• What is expected: Skip all pictures, then print the remaining material exactly.

— BEGIN Material supplied —

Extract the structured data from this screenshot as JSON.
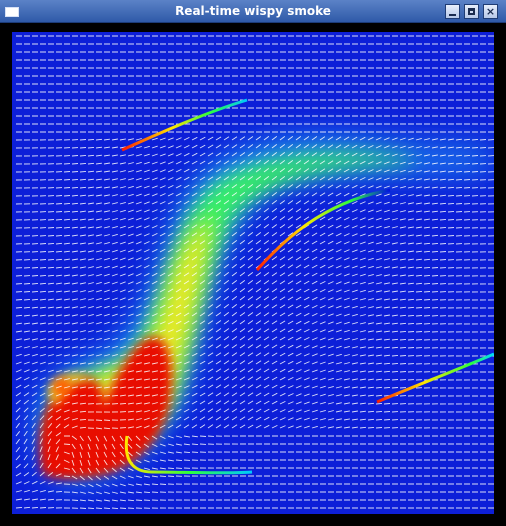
{
  "window": {
    "title": "Real-time wispy smoke",
    "controls": {
      "minimize": "minimize",
      "maximize": "maximize",
      "close": "×"
    }
  },
  "simulation": {
    "background_color": "#0d1fd8",
    "vector_color": "#ffffff",
    "palette": [
      "#0000c8",
      "#00c8ff",
      "#1eff3c",
      "#ffe600",
      "#ff7000",
      "#d60000"
    ]
  }
}
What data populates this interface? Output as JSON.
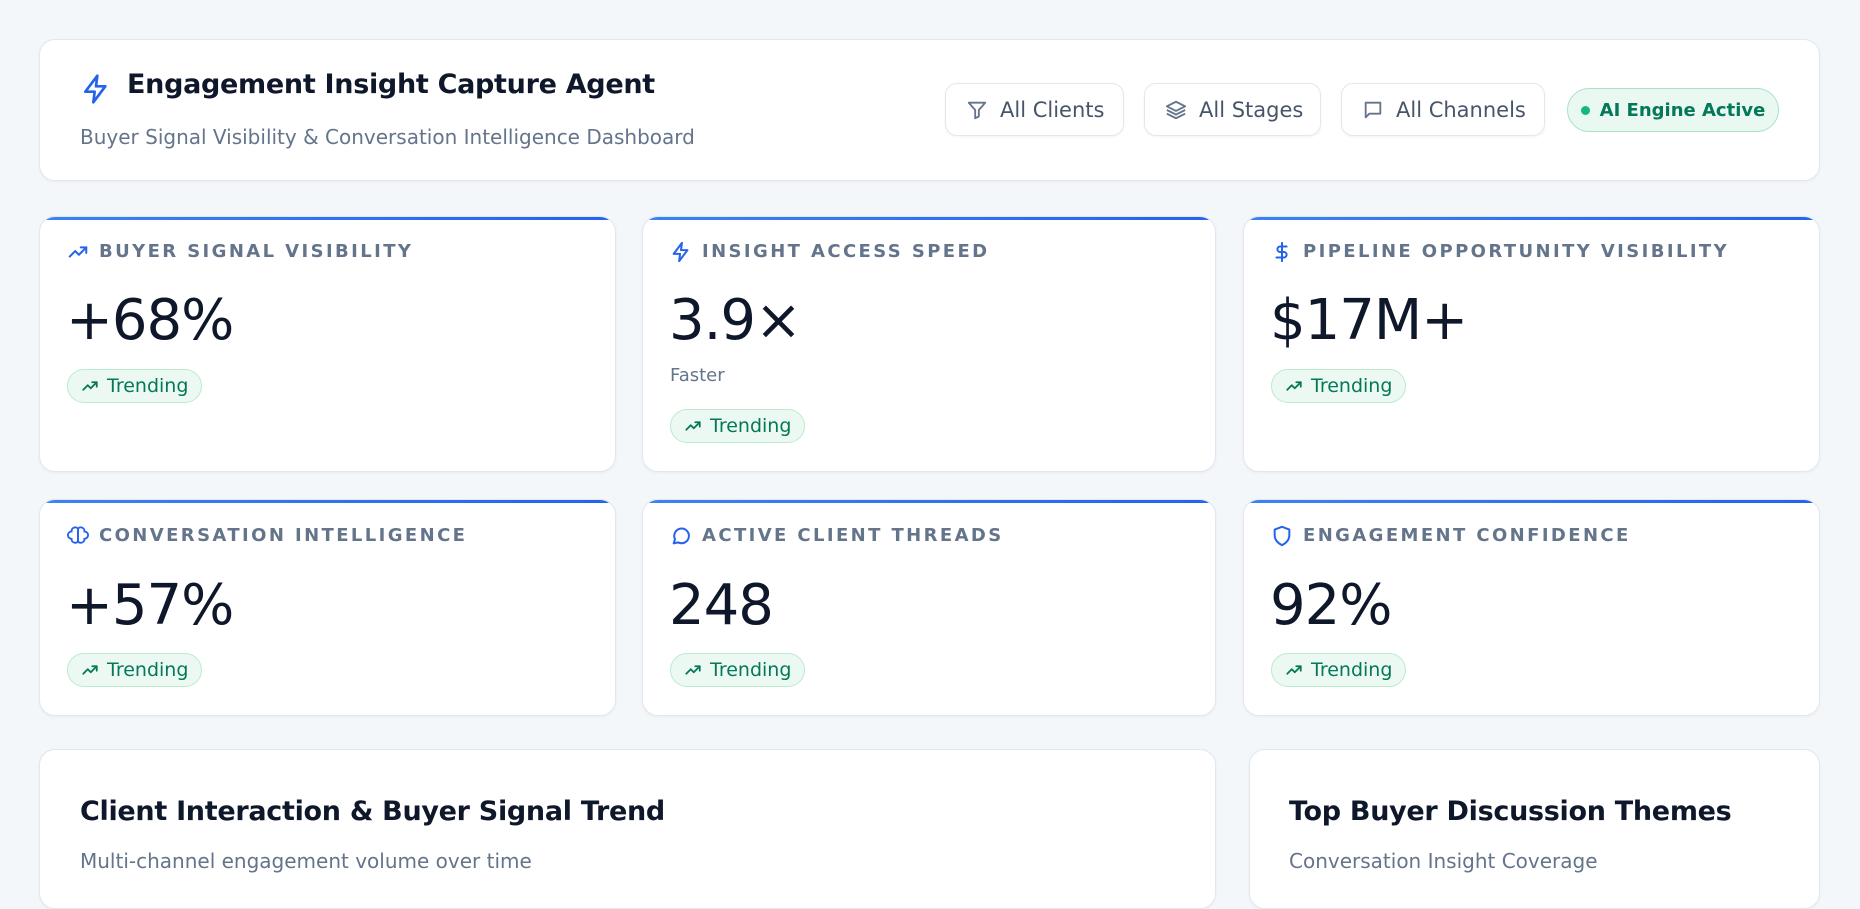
{
  "header": {
    "title": "Engagement Insight Capture Agent",
    "subtitle": "Buyer Signal Visibility & Conversation Intelligence Dashboard"
  },
  "filters": [
    "All Clients",
    "All Stages",
    "All Channels"
  ],
  "status": "AI Engine Active",
  "kpis": [
    {
      "label": "BUYER SIGNAL VISIBILITY",
      "value": "+68%",
      "badge": "Trending"
    },
    {
      "label": "INSIGHT ACCESS SPEED",
      "value": "3.9×",
      "note": "Faster",
      "badge": "Trending"
    },
    {
      "label": "PIPELINE OPPORTUNITY VISIBILITY",
      "value": "$17M+",
      "badge": "Trending"
    },
    {
      "label": "CONVERSATION INTELLIGENCE",
      "value": "+57%",
      "badge": "Trending"
    },
    {
      "label": "ACTIVE CLIENT THREADS",
      "value": "248",
      "badge": "Trending"
    },
    {
      "label": "ENGAGEMENT CONFIDENCE",
      "value": "92%",
      "badge": "Trending"
    }
  ],
  "panels": [
    {
      "title": "Client Interaction & Buyer Signal Trend",
      "subtitle": "Multi-channel engagement volume over time"
    },
    {
      "title": "Top Buyer Discussion Themes",
      "subtitle": "Conversation Insight Coverage"
    }
  ]
}
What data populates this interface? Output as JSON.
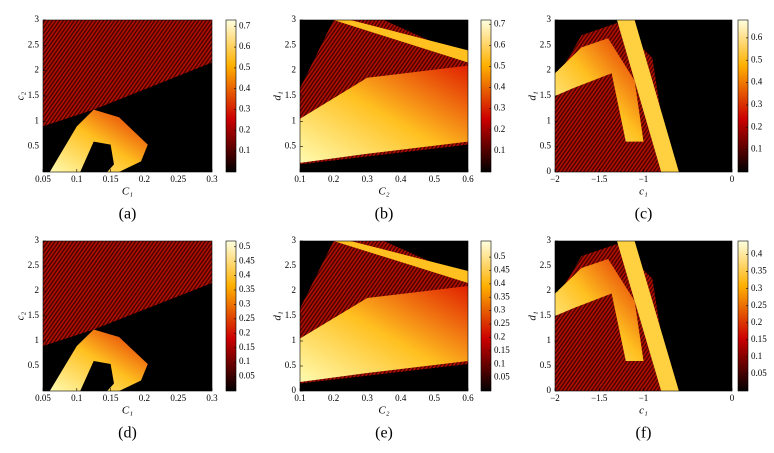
{
  "charts": [
    {
      "type": "heatmap",
      "panel_label": "(a)",
      "xlabel": "C₁",
      "ylabel": "c₂",
      "xlim": [
        0.05,
        0.3
      ],
      "ylim": [
        0,
        3
      ],
      "xticks": [
        0.05,
        0.1,
        0.15,
        0.2,
        0.25,
        0.3
      ],
      "yticks": [
        0.5,
        1,
        1.5,
        2,
        2.5,
        3
      ],
      "clim": [
        0,
        0.73
      ],
      "cticks": [
        0.1,
        0.2,
        0.3,
        0.4,
        0.5,
        0.6,
        0.7
      ],
      "shape": "fan"
    },
    {
      "type": "heatmap",
      "panel_label": "(b)",
      "xlabel": "C₂",
      "ylabel": "d₁",
      "xlim": [
        0.1,
        0.6
      ],
      "ylim": [
        0,
        3
      ],
      "xticks": [
        0.1,
        0.2,
        0.3,
        0.4,
        0.5,
        0.6
      ],
      "yticks": [
        0.5,
        1,
        1.5,
        2,
        2.5,
        3
      ],
      "clim": [
        0,
        0.72
      ],
      "cticks": [
        0.1,
        0.2,
        0.3,
        0.4,
        0.5,
        0.6,
        0.7
      ],
      "shape": "wedge"
    },
    {
      "type": "heatmap",
      "panel_label": "(c)",
      "xlabel": "c₁",
      "ylabel": "d₁",
      "xlim": [
        -2,
        0
      ],
      "ylim": [
        0,
        3
      ],
      "xticks": [
        {
          "value": -2,
          "label": "−2"
        },
        {
          "value": -1.5,
          "label": "−1.5"
        },
        {
          "value": -1,
          "label": "−1"
        },
        0
      ],
      "yticks": [
        0,
        0.5,
        1,
        1.5,
        2,
        2.5,
        3
      ],
      "clim": [
        0,
        0.68
      ],
      "cticks": [
        0.1,
        0.2,
        0.3,
        0.4,
        0.5,
        0.6
      ],
      "shape": "arch"
    },
    {
      "type": "heatmap",
      "panel_label": "(d)",
      "xlabel": "C₁",
      "ylabel": "c₂",
      "xlim": [
        0.05,
        0.3
      ],
      "ylim": [
        0,
        3
      ],
      "xticks": [
        0.05,
        0.1,
        0.15,
        0.2,
        0.25,
        0.3
      ],
      "yticks": [
        0.5,
        1,
        1.5,
        2,
        2.5,
        3
      ],
      "clim": [
        0,
        0.52
      ],
      "cticks": [
        0.05,
        0.1,
        0.15,
        0.2,
        0.25,
        0.3,
        0.35,
        0.4,
        0.45,
        0.5
      ],
      "shape": "fan"
    },
    {
      "type": "heatmap",
      "panel_label": "(e)",
      "xlabel": "C₂",
      "ylabel": "d₁",
      "xlim": [
        0.1,
        0.6
      ],
      "ylim": [
        0,
        3
      ],
      "xticks": [
        0.1,
        0.2,
        0.3,
        0.4,
        0.5,
        0.6
      ],
      "yticks": [
        0,
        0.5,
        1,
        1.5,
        2,
        2.5,
        3
      ],
      "clim": [
        0,
        0.56
      ],
      "cticks": [
        0.05,
        0.1,
        0.15,
        0.2,
        0.25,
        0.3,
        0.35,
        0.4,
        0.45,
        0.5
      ],
      "shape": "wedge"
    },
    {
      "type": "heatmap",
      "panel_label": "(f)",
      "xlabel": "c₁",
      "ylabel": "d₁",
      "xlim": [
        -2,
        0
      ],
      "ylim": [
        0,
        3
      ],
      "xticks": [
        {
          "value": -2,
          "label": "−2"
        },
        {
          "value": -1.5,
          "label": "−1.5"
        },
        {
          "value": -1,
          "label": "−1"
        },
        0
      ],
      "yticks": [
        0,
        0.5,
        1,
        1.5,
        2,
        2.5,
        3
      ],
      "clim": [
        0,
        0.44
      ],
      "cticks": [
        0.05,
        0.1,
        0.15,
        0.2,
        0.25,
        0.3,
        0.35,
        0.4
      ],
      "shape": "arch"
    }
  ]
}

— END Material supplied —

• Solution for this exercise:
Extract the structured data from this screenshot as JSON.
{
  "window": {
    "title": "Real-time wispy smoke",
    "controls": {
      "minimize": "minimize",
      "maximize": "maximize",
      "close": "×"
    }
  },
  "simulation": {
    "background_color": "#0d1fd8",
    "vector_color": "#ffffff",
    "palette": [
      "#0000c8",
      "#00c8ff",
      "#1eff3c",
      "#ffe600",
      "#ff7000",
      "#d60000"
    ]
  }
}
What data populates this interface? Output as JSON.
{
  "header": {
    "title": "Engagement Insight Capture Agent",
    "subtitle": "Buyer Signal Visibility & Conversation Intelligence Dashboard"
  },
  "filters": [
    "All Clients",
    "All Stages",
    "All Channels"
  ],
  "status": "AI Engine Active",
  "kpis": [
    {
      "label": "BUYER SIGNAL VISIBILITY",
      "value": "+68%",
      "badge": "Trending"
    },
    {
      "label": "INSIGHT ACCESS SPEED",
      "value": "3.9×",
      "note": "Faster",
      "badge": "Trending"
    },
    {
      "label": "PIPELINE OPPORTUNITY VISIBILITY",
      "value": "$17M+",
      "badge": "Trending"
    },
    {
      "label": "CONVERSATION INTELLIGENCE",
      "value": "+57%",
      "badge": "Trending"
    },
    {
      "label": "ACTIVE CLIENT THREADS",
      "value": "248",
      "badge": "Trending"
    },
    {
      "label": "ENGAGEMENT CONFIDENCE",
      "value": "92%",
      "badge": "Trending"
    }
  ],
  "panels": [
    {
      "title": "Client Interaction & Buyer Signal Trend",
      "subtitle": "Multi-channel engagement volume over time"
    },
    {
      "title": "Top Buyer Discussion Themes",
      "subtitle": "Conversation Insight Coverage"
    }
  ]
}
What data populates this interface? Output as JSON.
{
  "charts": [
    {
      "type": "heatmap",
      "panel_label": "(a)",
      "xlabel": "C₁",
      "ylabel": "c₂",
      "xlim": [
        0.05,
        0.3
      ],
      "ylim": [
        0,
        3
      ],
      "xticks": [
        0.05,
        0.1,
        0.15,
        0.2,
        0.25,
        0.3
      ],
      "yticks": [
        0.5,
        1,
        1.5,
        2,
        2.5,
        3
      ],
      "clim": [
        0,
        0.73
      ],
      "cticks": [
        0.1,
        0.2,
        0.3,
        0.4,
        0.5,
        0.6,
        0.7
      ],
      "shape": "fan"
    },
    {
      "type": "heatmap",
      "panel_label": "(b)",
      "xlabel": "C₂",
      "ylabel": "d₁",
      "xlim": [
        0.1,
        0.6
      ],
      "ylim": [
        0,
        3
      ],
      "xticks": [
        0.1,
        0.2,
        0.3,
        0.4,
        0.5,
        0.6
      ],
      "yticks": [
        0.5,
        1,
        1.5,
        2,
        2.5,
        3
      ],
      "clim": [
        0,
        0.72
      ],
      "cticks": [
        0.1,
        0.2,
        0.3,
        0.4,
        0.5,
        0.6,
        0.7
      ],
      "shape": "wedge"
    },
    {
      "type": "heatmap",
      "panel_label": "(c)",
      "xlabel": "c₁",
      "ylabel": "d₁",
      "xlim": [
        -2,
        0
      ],
      "ylim": [
        0,
        3
      ],
      "xticks": [
        {
          "value": -2,
          "label": "−2"
        },
        {
          "value": -1.5,
          "label": "−1.5"
        },
        {
          "value": -1,
          "label": "−1"
        },
        0
      ],
      "yticks": [
        0,
        0.5,
        1,
        1.5,
        2,
        2.5,
        3
      ],
      "clim": [
        0,
        0.68
      ],
      "cticks": [
        0.1,
        0.2,
        0.3,
        0.4,
        0.5,
        0.6
      ],
      "shape": "arch"
    },
    {
      "type": "heatmap",
      "panel_label": "(d)",
      "xlabel": "C₁",
      "ylabel": "c₂",
      "xlim": [
        0.05,
        0.3
      ],
      "ylim": [
        0,
        3
      ],
      "xticks": [
        0.05,
        0.1,
        0.15,
        0.2,
        0.25,
        0.3
      ],
      "yticks": [
        0.5,
        1,
        1.5,
        2,
        2.5,
        3
      ],
      "clim": [
        0,
        0.52
      ],
      "cticks": [
        0.05,
        0.1,
        0.15,
        0.2,
        0.25,
        0.3,
        0.35,
        0.4,
        0.45,
        0.5
      ],
      "shape": "fan"
    },
    {
      "type": "heatmap",
      "panel_label": "(e)",
      "xlabel": "C₂",
      "ylabel": "d₁",
      "xlim": [
        0.1,
        0.6
      ],
      "ylim": [
        0,
        3
      ],
      "xticks": [
        0.1,
        0.2,
        0.3,
        0.4,
        0.5,
        0.6
      ],
      "yticks": [
        0,
        0.5,
        1,
        1.5,
        2,
        2.5,
        3
      ],
      "clim": [
        0,
        0.56
      ],
      "cticks": [
        0.05,
        0.1,
        0.15,
        0.2,
        0.25,
        0.3,
        0.35,
        0.4,
        0.45,
        0.5
      ],
      "shape": "wedge"
    },
    {
      "type": "heatmap",
      "panel_label": "(f)",
      "xlabel": "c₁",
      "ylabel": "d₁",
      "xlim": [
        -2,
        0
      ],
      "ylim": [
        0,
        3
      ],
      "xticks": [
        {
          "value": -2,
          "label": "−2"
        },
        {
          "value": -1.5,
          "label": "−1.5"
        },
        {
          "value": -1,
          "label": "−1"
        },
        0
      ],
      "yticks": [
        0,
        0.5,
        1,
        1.5,
        2,
        2.5,
        3
      ],
      "clim": [
        0,
        0.44
      ],
      "cticks": [
        0.05,
        0.1,
        0.15,
        0.2,
        0.25,
        0.3,
        0.35,
        0.4
      ],
      "shape": "arch"
    }
  ]
}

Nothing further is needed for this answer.